- WHAT TO PRODUCE
Determine the number of lines containing the word "name". Reply with it and nothing else.

- STORED ROWS
::::

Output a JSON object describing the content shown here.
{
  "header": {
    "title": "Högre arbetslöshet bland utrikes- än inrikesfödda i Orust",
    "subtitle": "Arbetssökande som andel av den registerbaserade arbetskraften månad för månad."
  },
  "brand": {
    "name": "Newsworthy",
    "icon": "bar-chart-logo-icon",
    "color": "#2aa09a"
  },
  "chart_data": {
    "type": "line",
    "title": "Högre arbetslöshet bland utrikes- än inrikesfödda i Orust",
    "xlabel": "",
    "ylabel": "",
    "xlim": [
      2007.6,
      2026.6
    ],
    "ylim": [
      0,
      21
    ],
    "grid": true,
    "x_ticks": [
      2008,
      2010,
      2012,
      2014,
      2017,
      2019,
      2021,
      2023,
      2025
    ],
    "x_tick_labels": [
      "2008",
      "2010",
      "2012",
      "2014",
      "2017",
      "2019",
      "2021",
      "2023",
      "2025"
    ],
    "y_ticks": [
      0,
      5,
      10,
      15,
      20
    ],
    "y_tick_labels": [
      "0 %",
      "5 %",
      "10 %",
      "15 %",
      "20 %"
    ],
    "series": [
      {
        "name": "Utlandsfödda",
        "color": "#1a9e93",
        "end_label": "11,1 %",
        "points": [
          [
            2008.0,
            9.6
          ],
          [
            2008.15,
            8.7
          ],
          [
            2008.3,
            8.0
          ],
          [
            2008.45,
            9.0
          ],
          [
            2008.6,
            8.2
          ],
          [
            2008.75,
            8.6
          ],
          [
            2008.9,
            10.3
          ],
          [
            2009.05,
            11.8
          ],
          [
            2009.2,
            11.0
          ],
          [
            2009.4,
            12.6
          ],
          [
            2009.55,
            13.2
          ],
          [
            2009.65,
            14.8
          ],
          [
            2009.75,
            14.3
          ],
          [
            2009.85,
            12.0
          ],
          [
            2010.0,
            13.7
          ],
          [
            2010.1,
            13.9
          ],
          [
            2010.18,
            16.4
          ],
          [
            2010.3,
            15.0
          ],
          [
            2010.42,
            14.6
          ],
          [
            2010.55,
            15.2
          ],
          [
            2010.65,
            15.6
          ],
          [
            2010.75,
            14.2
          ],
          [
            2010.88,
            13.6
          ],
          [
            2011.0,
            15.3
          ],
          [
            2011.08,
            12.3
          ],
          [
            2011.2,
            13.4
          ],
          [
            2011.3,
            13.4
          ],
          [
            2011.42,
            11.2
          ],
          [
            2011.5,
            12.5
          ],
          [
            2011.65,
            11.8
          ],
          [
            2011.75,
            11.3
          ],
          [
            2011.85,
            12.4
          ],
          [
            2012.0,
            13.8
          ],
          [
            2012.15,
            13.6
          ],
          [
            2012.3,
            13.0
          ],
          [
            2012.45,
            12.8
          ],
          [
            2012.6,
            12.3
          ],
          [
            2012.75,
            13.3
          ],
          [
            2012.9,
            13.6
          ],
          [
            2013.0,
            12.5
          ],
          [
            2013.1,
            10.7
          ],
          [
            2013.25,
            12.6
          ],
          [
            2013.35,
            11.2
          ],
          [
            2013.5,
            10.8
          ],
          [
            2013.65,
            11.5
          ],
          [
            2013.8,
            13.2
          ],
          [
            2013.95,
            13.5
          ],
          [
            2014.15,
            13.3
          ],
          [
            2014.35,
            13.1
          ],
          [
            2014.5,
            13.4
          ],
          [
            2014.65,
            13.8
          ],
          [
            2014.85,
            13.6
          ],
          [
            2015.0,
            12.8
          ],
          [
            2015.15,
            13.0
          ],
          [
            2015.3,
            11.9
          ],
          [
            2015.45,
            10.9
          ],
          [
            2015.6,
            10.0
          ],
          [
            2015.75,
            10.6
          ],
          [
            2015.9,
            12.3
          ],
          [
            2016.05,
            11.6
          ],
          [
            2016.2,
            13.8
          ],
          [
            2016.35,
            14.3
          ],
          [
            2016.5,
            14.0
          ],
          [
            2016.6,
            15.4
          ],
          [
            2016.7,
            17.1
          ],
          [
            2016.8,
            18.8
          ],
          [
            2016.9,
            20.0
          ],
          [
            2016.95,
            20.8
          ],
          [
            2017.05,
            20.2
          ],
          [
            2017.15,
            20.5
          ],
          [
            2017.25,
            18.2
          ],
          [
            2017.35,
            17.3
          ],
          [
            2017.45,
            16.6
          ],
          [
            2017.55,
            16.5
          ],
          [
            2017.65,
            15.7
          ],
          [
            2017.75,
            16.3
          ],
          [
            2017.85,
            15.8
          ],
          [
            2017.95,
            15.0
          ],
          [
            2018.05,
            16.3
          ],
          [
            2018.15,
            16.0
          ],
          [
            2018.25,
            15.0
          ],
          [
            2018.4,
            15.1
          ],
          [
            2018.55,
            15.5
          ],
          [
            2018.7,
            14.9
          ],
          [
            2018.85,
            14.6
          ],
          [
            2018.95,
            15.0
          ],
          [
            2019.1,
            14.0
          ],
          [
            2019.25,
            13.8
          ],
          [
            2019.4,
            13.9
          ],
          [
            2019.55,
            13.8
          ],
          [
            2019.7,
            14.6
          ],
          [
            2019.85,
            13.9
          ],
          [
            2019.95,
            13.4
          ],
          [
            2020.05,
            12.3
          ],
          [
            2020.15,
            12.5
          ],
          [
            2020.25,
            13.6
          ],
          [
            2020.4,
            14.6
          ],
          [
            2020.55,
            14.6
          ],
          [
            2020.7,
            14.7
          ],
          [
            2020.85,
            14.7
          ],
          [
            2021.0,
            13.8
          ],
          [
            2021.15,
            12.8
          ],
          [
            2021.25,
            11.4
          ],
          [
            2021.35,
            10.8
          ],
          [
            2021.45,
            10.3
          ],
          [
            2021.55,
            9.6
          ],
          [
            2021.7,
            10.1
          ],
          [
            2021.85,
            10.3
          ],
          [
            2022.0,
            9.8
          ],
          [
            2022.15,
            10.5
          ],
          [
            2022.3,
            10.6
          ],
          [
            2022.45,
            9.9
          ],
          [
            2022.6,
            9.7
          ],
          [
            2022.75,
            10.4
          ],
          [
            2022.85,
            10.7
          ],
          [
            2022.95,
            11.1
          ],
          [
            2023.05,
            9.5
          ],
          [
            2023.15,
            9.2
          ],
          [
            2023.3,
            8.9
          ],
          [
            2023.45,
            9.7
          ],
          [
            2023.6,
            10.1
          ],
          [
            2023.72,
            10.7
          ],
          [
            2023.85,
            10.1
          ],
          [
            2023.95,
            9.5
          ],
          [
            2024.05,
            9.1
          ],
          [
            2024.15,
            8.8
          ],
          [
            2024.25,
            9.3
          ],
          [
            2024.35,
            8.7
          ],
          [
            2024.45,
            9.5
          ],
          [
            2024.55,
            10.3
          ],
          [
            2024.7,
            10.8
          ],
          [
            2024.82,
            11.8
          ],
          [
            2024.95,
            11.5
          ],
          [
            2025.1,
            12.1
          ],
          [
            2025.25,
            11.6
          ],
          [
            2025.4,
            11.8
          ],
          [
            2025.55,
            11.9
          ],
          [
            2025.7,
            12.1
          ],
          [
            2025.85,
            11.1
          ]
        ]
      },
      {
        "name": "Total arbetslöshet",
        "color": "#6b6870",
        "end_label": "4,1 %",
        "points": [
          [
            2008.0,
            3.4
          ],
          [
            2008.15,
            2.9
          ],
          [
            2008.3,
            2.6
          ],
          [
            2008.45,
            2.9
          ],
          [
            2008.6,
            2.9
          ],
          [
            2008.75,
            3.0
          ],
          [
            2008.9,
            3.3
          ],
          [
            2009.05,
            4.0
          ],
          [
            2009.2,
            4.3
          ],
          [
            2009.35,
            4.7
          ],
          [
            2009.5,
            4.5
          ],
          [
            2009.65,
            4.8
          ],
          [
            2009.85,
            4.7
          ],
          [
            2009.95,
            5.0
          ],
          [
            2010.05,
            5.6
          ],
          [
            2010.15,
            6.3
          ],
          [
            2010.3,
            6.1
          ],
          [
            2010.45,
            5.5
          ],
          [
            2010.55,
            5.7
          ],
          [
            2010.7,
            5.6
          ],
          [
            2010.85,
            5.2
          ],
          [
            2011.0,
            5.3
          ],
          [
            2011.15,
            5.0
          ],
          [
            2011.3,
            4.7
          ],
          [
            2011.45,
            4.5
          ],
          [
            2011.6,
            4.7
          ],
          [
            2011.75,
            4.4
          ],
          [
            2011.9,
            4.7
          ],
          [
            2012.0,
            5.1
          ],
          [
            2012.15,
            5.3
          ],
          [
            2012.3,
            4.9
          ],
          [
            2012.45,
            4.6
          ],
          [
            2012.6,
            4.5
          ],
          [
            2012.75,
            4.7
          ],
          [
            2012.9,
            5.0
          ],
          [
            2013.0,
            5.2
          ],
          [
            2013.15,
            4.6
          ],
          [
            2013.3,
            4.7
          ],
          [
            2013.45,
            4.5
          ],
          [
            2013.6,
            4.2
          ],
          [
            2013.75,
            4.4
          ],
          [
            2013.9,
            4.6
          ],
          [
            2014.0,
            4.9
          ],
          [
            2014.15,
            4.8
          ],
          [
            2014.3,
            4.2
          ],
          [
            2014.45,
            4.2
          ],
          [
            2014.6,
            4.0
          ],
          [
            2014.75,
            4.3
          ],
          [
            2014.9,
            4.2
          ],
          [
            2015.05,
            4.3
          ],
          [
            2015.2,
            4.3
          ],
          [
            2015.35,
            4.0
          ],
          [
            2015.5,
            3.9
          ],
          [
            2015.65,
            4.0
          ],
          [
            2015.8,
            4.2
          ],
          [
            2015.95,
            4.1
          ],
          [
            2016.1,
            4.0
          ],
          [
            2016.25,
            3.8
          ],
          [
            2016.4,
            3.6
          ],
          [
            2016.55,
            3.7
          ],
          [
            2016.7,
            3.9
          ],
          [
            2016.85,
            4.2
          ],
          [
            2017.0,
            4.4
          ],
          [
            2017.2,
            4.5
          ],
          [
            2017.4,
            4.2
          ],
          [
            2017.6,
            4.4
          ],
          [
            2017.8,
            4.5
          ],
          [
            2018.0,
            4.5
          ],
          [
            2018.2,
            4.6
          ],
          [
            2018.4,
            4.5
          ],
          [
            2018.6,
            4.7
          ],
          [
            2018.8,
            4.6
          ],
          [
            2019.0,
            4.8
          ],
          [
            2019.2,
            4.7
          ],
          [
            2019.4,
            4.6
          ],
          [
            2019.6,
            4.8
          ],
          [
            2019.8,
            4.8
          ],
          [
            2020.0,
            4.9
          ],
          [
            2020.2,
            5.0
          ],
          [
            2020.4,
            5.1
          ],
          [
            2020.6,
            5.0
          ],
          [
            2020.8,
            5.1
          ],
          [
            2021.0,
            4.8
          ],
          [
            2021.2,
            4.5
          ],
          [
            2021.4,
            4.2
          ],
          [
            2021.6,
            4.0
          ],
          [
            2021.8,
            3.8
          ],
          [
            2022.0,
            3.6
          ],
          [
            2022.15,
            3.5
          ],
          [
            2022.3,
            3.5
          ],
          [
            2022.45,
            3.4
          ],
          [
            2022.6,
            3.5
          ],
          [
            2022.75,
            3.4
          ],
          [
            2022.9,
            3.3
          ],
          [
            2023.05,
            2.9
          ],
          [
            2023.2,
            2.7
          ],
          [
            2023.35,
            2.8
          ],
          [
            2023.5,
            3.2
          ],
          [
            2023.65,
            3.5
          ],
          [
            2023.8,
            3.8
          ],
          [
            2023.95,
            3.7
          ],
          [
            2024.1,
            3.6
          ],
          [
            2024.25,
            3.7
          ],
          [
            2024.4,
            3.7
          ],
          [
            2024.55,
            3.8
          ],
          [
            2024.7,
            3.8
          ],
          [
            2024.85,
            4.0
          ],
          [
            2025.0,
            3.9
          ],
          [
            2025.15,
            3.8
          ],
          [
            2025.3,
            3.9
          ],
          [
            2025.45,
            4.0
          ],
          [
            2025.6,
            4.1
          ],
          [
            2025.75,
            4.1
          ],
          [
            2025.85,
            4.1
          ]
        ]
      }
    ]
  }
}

::::

- COMPLETED EXERCISE
3